- **Problem statement**: In the listing below, find every line with the string "yellow" and pull it out.

- - - - -

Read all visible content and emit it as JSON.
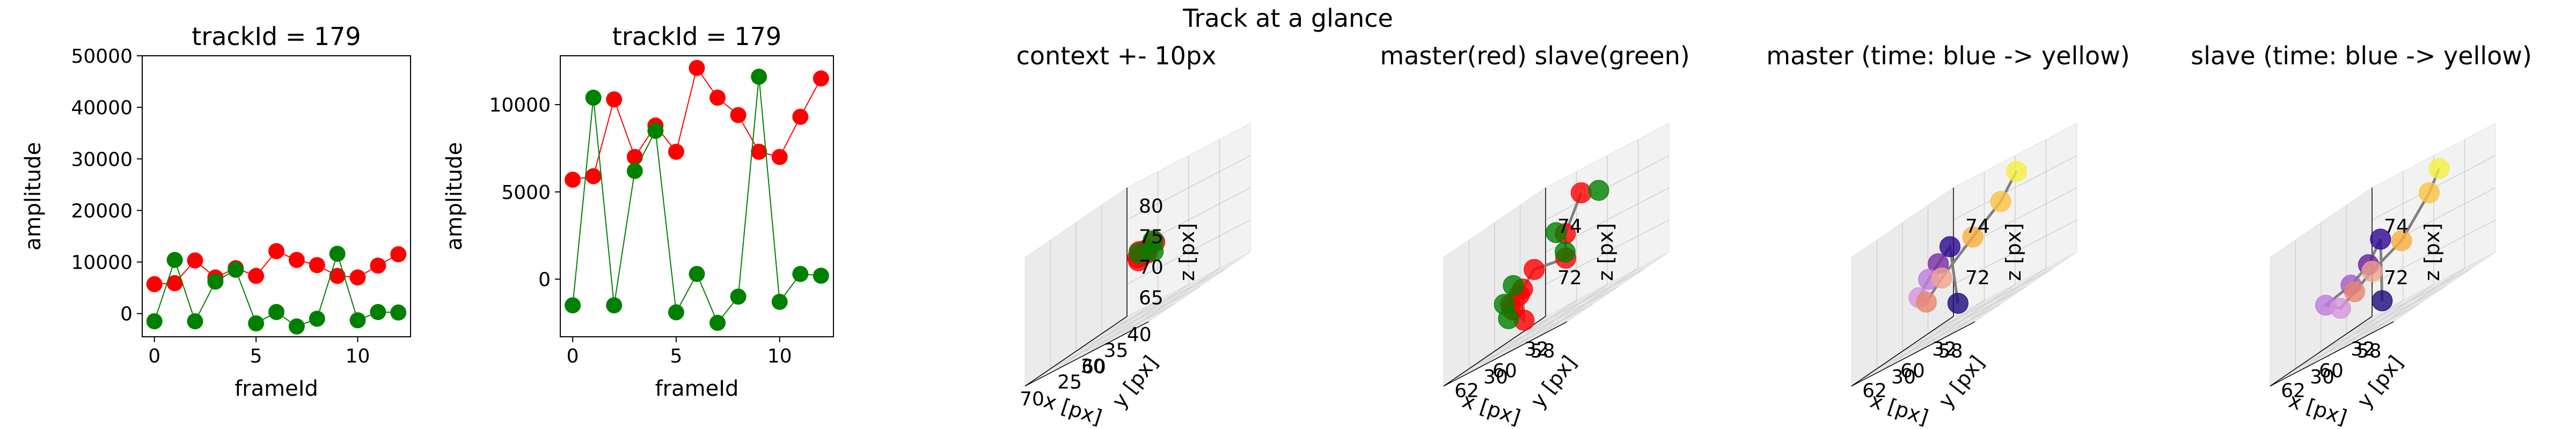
{
  "figure": {
    "suptitle": "Track at a glance",
    "colors": {
      "master": "#ff0000",
      "slave": "#008000",
      "track_line": "#808080"
    }
  },
  "chart_data": [
    {
      "type": "line",
      "title": "trackId = 179",
      "xlabel": "frameId",
      "ylabel": "amplitude",
      "xlim": [
        -0.6,
        12.6
      ],
      "ylim": [
        -4500,
        50000
      ],
      "xticks": [
        "0",
        "5",
        "10"
      ],
      "yticks": [
        "0",
        "10000",
        "20000",
        "30000",
        "40000",
        "50000"
      ],
      "x": [
        0,
        1,
        2,
        3,
        4,
        5,
        6,
        7,
        8,
        9,
        10,
        11,
        12
      ],
      "series": [
        {
          "color": "#ff0000",
          "values": [
            5700,
            5900,
            10300,
            7000,
            8800,
            7300,
            12100,
            10400,
            9400,
            7300,
            7000,
            9300,
            11500
          ]
        },
        {
          "color": "#008000",
          "values": [
            -1500,
            10400,
            -1500,
            6200,
            8500,
            -1900,
            300,
            -2500,
            -1000,
            11600,
            -1300,
            300,
            200
          ]
        }
      ]
    },
    {
      "type": "line",
      "title": "trackId = 179",
      "xlabel": "frameId",
      "ylabel": "amplitude",
      "xlim": [
        -0.6,
        12.6
      ],
      "ylim": [
        -3300,
        12800
      ],
      "xticks": [
        "0",
        "5",
        "10"
      ],
      "yticks": [
        "0",
        "5000",
        "10000"
      ],
      "x": [
        0,
        1,
        2,
        3,
        4,
        5,
        6,
        7,
        8,
        9,
        10,
        11,
        12
      ],
      "series": [
        {
          "color": "#ff0000",
          "values": [
            5700,
            5900,
            10300,
            7000,
            8800,
            7300,
            12100,
            10400,
            9400,
            7300,
            7000,
            9300,
            11500
          ]
        },
        {
          "color": "#008000",
          "values": [
            -1500,
            10400,
            -1500,
            6200,
            8500,
            -1900,
            300,
            -2500,
            -1000,
            11600,
            -1300,
            300,
            200
          ]
        }
      ]
    },
    {
      "type": "scatter",
      "title": "context +- 10px",
      "xlabel": "x [px]",
      "ylabel": "y [px]",
      "zlabel": "z [px]",
      "xticks": [
        "60",
        "70"
      ],
      "yticks": [
        "25",
        "30",
        "35",
        "40"
      ],
      "zticks": [
        "65",
        "70",
        "75",
        "80"
      ],
      "xlim": [
        52,
        72
      ],
      "ylim": [
        20,
        42
      ],
      "zlim": [
        62,
        83
      ],
      "points": [
        {
          "x": 60.5,
          "y": 31,
          "z": 72,
          "color": "#ff0000"
        },
        {
          "x": 61,
          "y": 31.5,
          "z": 72.5,
          "color": "#ff0000"
        },
        {
          "x": 61.5,
          "y": 30.5,
          "z": 71.5,
          "color": "#ff0000"
        },
        {
          "x": 60,
          "y": 32,
          "z": 73,
          "color": "#ff0000"
        },
        {
          "x": 62,
          "y": 31,
          "z": 72,
          "color": "#ff0000"
        },
        {
          "x": 61,
          "y": 30,
          "z": 73,
          "color": "#ff0000"
        },
        {
          "x": 59.5,
          "y": 31,
          "z": 73.5,
          "color": "#008000"
        },
        {
          "x": 62.5,
          "y": 32,
          "z": 72.5,
          "color": "#008000"
        },
        {
          "x": 61,
          "y": 33,
          "z": 71.5,
          "color": "#008000"
        }
      ]
    },
    {
      "type": "scatter",
      "title": "master(red) slave(green)",
      "xlabel": "x [px]",
      "ylabel": "y [px]",
      "zlabel": "z [px]",
      "xticks": [
        "58",
        "60",
        "62"
      ],
      "yticks": [
        "30",
        "32"
      ],
      "zticks": [
        "72",
        "74"
      ],
      "xlim": [
        57,
        63.5
      ],
      "ylim": [
        28.5,
        33.5
      ],
      "zlim": [
        70.5,
        75.5
      ],
      "points": [
        {
          "x": 59.8,
          "y": 31.8,
          "z": 74.8,
          "color": "#ff0000"
        },
        {
          "x": 60.1,
          "y": 31.3,
          "z": 73.6,
          "color": "#ff0000"
        },
        {
          "x": 60.4,
          "y": 31.6,
          "z": 72.6,
          "color": "#ff0000"
        },
        {
          "x": 61.2,
          "y": 30.8,
          "z": 72.9,
          "color": "#ff0000"
        },
        {
          "x": 61.6,
          "y": 30.6,
          "z": 72.4,
          "color": "#ff0000"
        },
        {
          "x": 62.1,
          "y": 30.9,
          "z": 72.2,
          "color": "#ff0000"
        },
        {
          "x": 61.2,
          "y": 30.3,
          "z": 71.2,
          "color": "#ff0000"
        },
        {
          "x": 62.0,
          "y": 30.5,
          "z": 71.8,
          "color": "#ff0000"
        },
        {
          "x": 61.8,
          "y": 30.2,
          "z": 72.1,
          "color": "#ff0000"
        },
        {
          "x": 59.2,
          "y": 32.1,
          "z": 74.5,
          "color": "#008000"
        },
        {
          "x": 60.8,
          "y": 31.5,
          "z": 73.8,
          "color": "#008000"
        },
        {
          "x": 60.0,
          "y": 31.2,
          "z": 72.9,
          "color": "#008000"
        },
        {
          "x": 62.3,
          "y": 30.8,
          "z": 72.7,
          "color": "#008000"
        },
        {
          "x": 61.8,
          "y": 30.1,
          "z": 71.6,
          "color": "#008000"
        },
        {
          "x": 63.2,
          "y": 31.2,
          "z": 72.1,
          "color": "#008000"
        }
      ],
      "path": [
        [
          59.8,
          31.8,
          74.8
        ],
        [
          60.1,
          31.3,
          73.6
        ],
        [
          60.4,
          31.6,
          72.6
        ],
        [
          61.2,
          30.8,
          72.9
        ],
        [
          61.6,
          30.6,
          72.4
        ],
        [
          61.2,
          30.3,
          71.2
        ],
        [
          62.0,
          30.5,
          71.8
        ]
      ]
    },
    {
      "type": "scatter",
      "title": "master (time: blue -> yellow)",
      "xlabel": "x [px]",
      "ylabel": "y [px]",
      "zlabel": "z [px]",
      "xticks": [
        "58",
        "60",
        "62"
      ],
      "yticks": [
        "30",
        "32"
      ],
      "zticks": [
        "72",
        "74"
      ],
      "xlim": [
        57,
        63.5
      ],
      "ylim": [
        28.5,
        33.5
      ],
      "zlim": [
        70.5,
        75.5
      ],
      "points": [
        {
          "x": 60.9,
          "y": 31.3,
          "z": 71.2,
          "color": "#1a0a7a"
        },
        {
          "x": 61.0,
          "y": 31.0,
          "z": 73.6,
          "color": "#2c0594"
        },
        {
          "x": 61.4,
          "y": 30.8,
          "z": 73.2,
          "color": "#7b2aa6"
        },
        {
          "x": 61.8,
          "y": 30.7,
          "z": 72.8,
          "color": "#c07be0"
        },
        {
          "x": 62.2,
          "y": 30.6,
          "z": 72.3,
          "color": "#d596d9"
        },
        {
          "x": 61.6,
          "y": 30.4,
          "z": 72.0,
          "color": "#e8876f"
        },
        {
          "x": 61.0,
          "y": 30.6,
          "z": 72.6,
          "color": "#f3a28c"
        },
        {
          "x": 59.9,
          "y": 31.1,
          "z": 73.5,
          "color": "#fbae3f"
        },
        {
          "x": 59.4,
          "y": 32.0,
          "z": 74.2,
          "color": "#fdc242"
        },
        {
          "x": 59.0,
          "y": 32.4,
          "z": 75.0,
          "color": "#f4ef3d"
        }
      ],
      "path": [
        [
          60.9,
          31.3,
          71.2
        ],
        [
          61.0,
          31.0,
          73.6
        ],
        [
          61.4,
          30.8,
          73.2
        ],
        [
          61.8,
          30.7,
          72.8
        ],
        [
          62.2,
          30.6,
          72.3
        ],
        [
          61.6,
          30.4,
          72.0
        ],
        [
          61.0,
          30.6,
          72.6
        ],
        [
          59.9,
          31.1,
          73.5
        ],
        [
          59.4,
          32.0,
          74.2
        ],
        [
          59.0,
          32.4,
          75.0
        ]
      ]
    },
    {
      "type": "scatter",
      "title": "slave (time: blue -> yellow)",
      "xlabel": "x [px]",
      "ylabel": "y [px]",
      "zlabel": "z [px]",
      "xticks": [
        "58",
        "60",
        "62"
      ],
      "yticks": [
        "30",
        "32"
      ],
      "zticks": [
        "72",
        "74"
      ],
      "xlim": [
        57,
        63.5
      ],
      "ylim": [
        28.5,
        33.5
      ],
      "zlim": [
        70.5,
        75.5
      ],
      "points": [
        {
          "x": 60.5,
          "y": 31.2,
          "z": 71.2,
          "color": "#1a0a7a"
        },
        {
          "x": 60.8,
          "y": 31.4,
          "z": 73.6,
          "color": "#2c0594"
        },
        {
          "x": 61.0,
          "y": 31.0,
          "z": 72.9,
          "color": "#6a1aa0"
        },
        {
          "x": 61.6,
          "y": 30.7,
          "z": 72.5,
          "color": "#a35bc6"
        },
        {
          "x": 62.4,
          "y": 30.2,
          "z": 72.3,
          "color": "#c07be0"
        },
        {
          "x": 61.4,
          "y": 30.0,
          "z": 71.9,
          "color": "#d596d9"
        },
        {
          "x": 61.2,
          "y": 30.5,
          "z": 72.2,
          "color": "#e8876f"
        },
        {
          "x": 60.6,
          "y": 30.8,
          "z": 72.6,
          "color": "#f3a28c"
        },
        {
          "x": 59.8,
          "y": 31.5,
          "z": 73.1,
          "color": "#fbae3f"
        },
        {
          "x": 59.2,
          "y": 32.3,
          "z": 74.3,
          "color": "#fdc242"
        },
        {
          "x": 59.0,
          "y": 32.6,
          "z": 75.0,
          "color": "#f4ef3d"
        }
      ],
      "path": [
        [
          60.5,
          31.2,
          71.2
        ],
        [
          60.8,
          31.4,
          73.6
        ],
        [
          61.0,
          31.0,
          72.9
        ],
        [
          61.6,
          30.7,
          72.5
        ],
        [
          62.4,
          30.2,
          72.3
        ],
        [
          61.4,
          30.0,
          71.9
        ],
        [
          61.2,
          30.5,
          72.2
        ],
        [
          60.6,
          30.8,
          72.6
        ],
        [
          59.8,
          31.5,
          73.1
        ],
        [
          59.2,
          32.3,
          74.3
        ],
        [
          59.0,
          32.6,
          75.0
        ]
      ]
    }
  ]
}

- - - - -

- **Exercise output**:
      "title": "master (time: blue -> yellow)",
      "title": "slave (time: blue -> yellow)",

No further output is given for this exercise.